▸ Given data
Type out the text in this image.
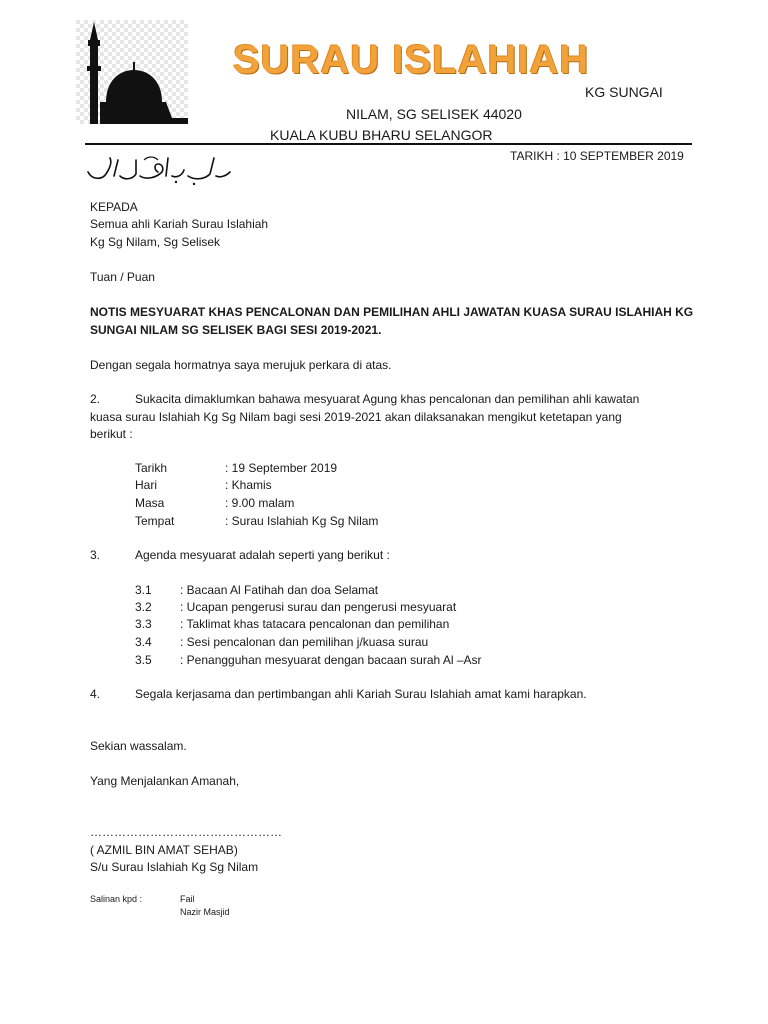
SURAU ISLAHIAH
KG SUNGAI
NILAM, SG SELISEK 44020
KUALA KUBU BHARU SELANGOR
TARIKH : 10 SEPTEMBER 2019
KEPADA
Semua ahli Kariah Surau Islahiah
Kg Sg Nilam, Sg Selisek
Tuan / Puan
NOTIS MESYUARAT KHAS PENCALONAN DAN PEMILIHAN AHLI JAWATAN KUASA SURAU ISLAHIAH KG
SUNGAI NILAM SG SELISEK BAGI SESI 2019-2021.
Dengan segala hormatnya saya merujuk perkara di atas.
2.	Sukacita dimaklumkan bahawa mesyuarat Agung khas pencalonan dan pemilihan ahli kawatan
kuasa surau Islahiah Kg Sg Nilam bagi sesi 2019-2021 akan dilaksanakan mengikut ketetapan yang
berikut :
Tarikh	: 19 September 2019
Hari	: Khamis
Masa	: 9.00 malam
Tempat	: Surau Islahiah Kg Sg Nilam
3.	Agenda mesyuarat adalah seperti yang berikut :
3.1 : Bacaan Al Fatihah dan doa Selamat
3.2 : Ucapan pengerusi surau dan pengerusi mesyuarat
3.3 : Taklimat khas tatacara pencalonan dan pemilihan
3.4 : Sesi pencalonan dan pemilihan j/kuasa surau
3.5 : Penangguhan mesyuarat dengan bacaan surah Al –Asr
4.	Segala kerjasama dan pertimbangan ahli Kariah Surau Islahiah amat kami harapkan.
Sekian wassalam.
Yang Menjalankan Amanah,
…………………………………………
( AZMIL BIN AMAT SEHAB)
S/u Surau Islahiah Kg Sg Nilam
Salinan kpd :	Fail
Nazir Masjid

---

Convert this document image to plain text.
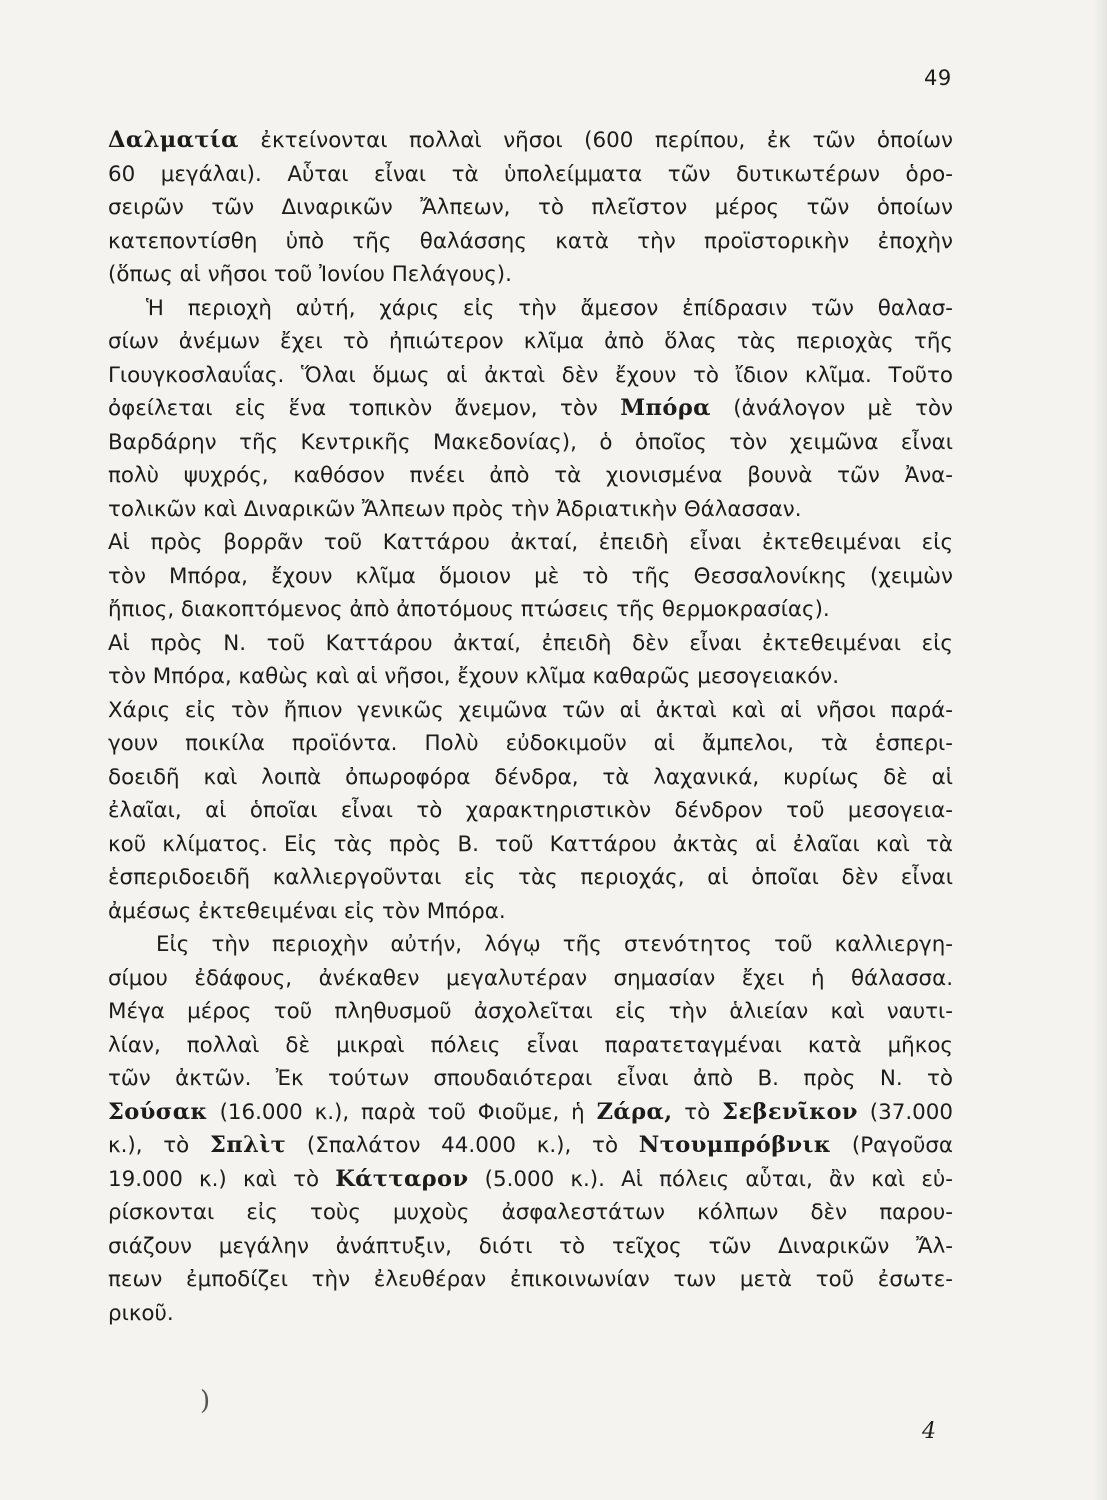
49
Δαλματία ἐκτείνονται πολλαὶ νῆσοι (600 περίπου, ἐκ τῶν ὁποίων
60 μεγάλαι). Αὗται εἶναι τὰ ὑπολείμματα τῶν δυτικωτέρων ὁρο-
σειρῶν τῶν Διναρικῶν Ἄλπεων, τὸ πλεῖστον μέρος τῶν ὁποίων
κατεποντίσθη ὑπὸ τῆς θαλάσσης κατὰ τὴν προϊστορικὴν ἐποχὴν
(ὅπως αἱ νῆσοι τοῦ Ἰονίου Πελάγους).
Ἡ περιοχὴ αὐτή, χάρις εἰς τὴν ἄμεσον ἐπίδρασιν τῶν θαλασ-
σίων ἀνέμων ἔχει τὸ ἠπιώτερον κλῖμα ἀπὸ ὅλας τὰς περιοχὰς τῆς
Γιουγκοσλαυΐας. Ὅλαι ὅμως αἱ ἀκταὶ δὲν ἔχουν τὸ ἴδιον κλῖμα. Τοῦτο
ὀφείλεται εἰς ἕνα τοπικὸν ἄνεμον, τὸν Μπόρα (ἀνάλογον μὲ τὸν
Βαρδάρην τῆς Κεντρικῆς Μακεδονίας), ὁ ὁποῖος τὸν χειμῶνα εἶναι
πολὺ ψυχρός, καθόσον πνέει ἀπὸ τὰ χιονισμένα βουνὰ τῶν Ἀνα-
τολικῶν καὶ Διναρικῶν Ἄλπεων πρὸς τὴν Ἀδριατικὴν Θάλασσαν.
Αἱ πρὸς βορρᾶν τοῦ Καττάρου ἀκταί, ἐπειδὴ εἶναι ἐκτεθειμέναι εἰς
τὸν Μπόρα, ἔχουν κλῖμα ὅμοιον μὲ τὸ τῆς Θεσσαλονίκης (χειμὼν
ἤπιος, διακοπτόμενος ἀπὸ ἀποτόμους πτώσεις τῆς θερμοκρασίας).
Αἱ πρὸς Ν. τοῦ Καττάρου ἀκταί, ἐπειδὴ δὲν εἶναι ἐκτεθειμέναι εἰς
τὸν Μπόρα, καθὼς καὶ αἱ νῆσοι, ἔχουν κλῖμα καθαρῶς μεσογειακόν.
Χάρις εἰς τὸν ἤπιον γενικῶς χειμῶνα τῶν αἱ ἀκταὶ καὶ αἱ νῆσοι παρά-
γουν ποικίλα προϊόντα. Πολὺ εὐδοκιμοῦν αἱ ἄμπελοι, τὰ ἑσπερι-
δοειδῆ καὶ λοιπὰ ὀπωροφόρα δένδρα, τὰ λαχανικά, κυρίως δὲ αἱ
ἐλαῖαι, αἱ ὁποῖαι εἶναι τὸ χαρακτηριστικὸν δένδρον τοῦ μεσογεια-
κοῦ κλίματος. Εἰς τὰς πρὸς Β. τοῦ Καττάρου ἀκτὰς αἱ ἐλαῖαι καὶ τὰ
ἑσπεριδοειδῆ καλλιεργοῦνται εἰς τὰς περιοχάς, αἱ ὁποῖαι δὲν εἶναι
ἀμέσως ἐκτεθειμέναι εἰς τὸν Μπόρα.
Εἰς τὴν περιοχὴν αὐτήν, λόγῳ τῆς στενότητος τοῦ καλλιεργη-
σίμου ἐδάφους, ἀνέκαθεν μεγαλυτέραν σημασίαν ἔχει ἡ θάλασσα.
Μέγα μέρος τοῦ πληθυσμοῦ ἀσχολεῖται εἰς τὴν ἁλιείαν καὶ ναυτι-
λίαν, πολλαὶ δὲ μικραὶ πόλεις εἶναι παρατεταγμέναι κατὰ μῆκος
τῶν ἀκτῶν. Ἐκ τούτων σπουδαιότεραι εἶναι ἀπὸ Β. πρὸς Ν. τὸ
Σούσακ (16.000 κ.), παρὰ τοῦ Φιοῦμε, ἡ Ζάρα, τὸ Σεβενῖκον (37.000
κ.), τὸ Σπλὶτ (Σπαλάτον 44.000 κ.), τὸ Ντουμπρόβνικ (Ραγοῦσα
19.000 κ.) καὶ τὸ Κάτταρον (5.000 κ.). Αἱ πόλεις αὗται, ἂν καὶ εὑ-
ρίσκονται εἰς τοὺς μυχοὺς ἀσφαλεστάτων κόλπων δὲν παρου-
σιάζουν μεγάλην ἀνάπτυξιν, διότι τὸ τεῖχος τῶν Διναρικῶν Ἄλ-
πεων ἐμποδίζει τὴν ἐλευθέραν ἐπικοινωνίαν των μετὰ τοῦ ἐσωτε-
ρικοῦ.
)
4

▸ Set exercise
Which lines in the listing above hold the word "ὁποῖαι"? Show each of them.

▸ Exercise result
ἐλαῖαι, αἱ ὁποῖαι εἶναι τὸ χαρακτηριστικὸν δένδρον τοῦ μεσογεια-
ἑσπεριδοειδῆ καλλιεργοῦνται εἰς τὰς περιοχάς, αἱ ὁποῖαι δὲν εἶναι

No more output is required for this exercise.